Given instruction
Which lines of the records contain "JSON"? Collect every one of them.

========

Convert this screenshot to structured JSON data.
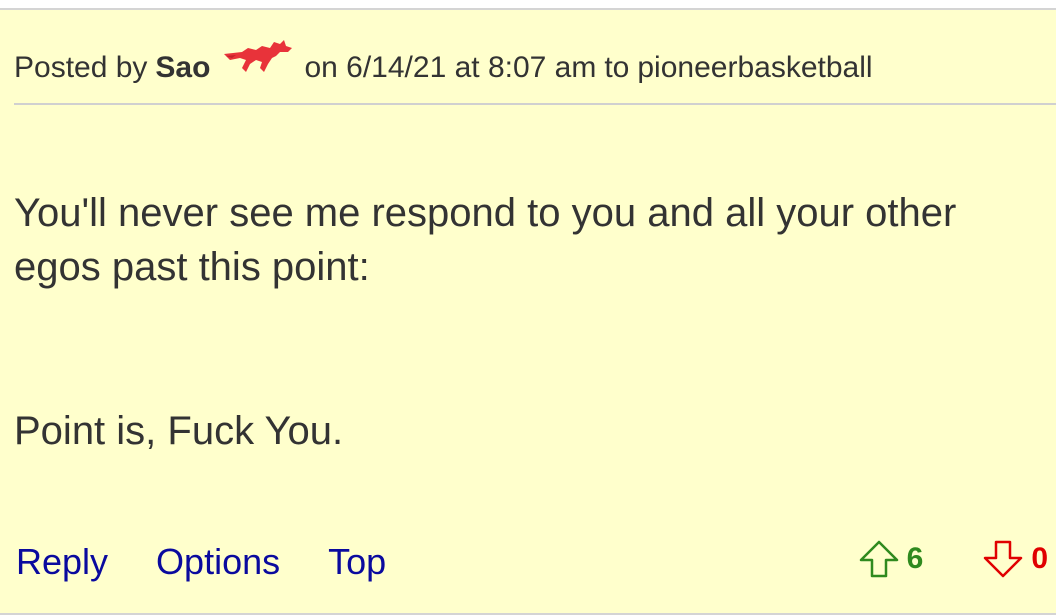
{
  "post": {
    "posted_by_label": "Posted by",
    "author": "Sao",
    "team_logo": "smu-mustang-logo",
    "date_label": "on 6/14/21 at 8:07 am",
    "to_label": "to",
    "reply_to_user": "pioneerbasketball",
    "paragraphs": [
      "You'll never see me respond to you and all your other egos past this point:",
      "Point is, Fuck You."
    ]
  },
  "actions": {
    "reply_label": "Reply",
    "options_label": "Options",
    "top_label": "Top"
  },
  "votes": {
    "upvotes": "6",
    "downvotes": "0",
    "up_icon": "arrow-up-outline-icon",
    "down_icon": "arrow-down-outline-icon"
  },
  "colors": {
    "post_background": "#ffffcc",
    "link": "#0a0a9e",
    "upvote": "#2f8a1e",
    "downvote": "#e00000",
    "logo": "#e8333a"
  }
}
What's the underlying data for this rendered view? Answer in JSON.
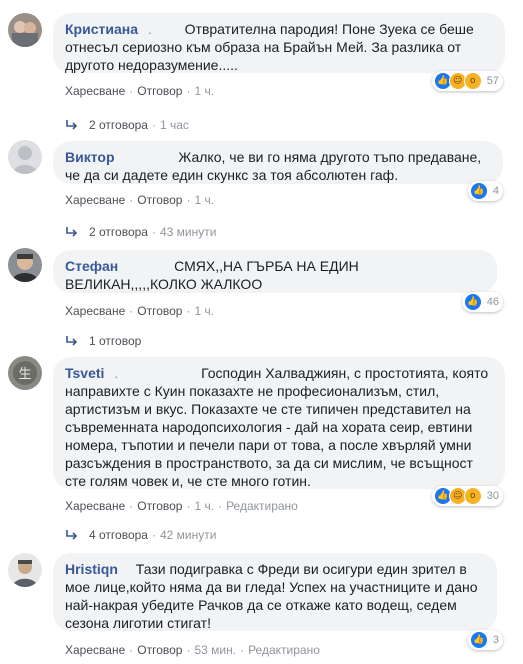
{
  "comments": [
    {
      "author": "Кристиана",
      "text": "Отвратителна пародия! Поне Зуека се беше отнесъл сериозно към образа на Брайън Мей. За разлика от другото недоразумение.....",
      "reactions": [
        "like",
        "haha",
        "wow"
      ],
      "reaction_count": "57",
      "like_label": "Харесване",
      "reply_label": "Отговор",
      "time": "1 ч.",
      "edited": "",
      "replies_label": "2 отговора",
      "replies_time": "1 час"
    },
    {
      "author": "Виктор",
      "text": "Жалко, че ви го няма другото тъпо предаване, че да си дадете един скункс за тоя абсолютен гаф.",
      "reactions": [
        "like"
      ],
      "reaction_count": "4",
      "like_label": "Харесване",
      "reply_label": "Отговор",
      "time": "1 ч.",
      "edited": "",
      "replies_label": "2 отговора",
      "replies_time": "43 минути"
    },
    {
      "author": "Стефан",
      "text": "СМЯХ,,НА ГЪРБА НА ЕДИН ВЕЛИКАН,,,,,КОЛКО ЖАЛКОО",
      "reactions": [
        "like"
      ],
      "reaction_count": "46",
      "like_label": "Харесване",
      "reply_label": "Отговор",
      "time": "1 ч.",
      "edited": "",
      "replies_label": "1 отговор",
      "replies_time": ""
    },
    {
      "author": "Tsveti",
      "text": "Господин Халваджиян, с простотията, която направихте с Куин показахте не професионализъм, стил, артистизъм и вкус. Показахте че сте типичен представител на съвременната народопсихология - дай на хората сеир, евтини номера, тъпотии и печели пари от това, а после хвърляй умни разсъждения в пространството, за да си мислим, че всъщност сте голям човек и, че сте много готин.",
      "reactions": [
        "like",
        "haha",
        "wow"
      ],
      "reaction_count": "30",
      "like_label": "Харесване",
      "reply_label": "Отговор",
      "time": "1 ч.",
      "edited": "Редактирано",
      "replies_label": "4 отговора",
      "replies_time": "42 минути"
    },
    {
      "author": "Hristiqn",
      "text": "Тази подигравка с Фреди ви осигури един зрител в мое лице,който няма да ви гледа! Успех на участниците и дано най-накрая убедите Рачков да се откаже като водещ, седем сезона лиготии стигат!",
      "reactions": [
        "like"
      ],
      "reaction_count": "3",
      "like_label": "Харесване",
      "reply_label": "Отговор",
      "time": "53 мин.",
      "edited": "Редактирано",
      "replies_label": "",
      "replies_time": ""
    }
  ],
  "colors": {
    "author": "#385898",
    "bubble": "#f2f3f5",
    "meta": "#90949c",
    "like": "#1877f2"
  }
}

========

Answer
Convert this screenshot to structured JSON data.
What's the underlying data for this rendered view? Answer in JSON.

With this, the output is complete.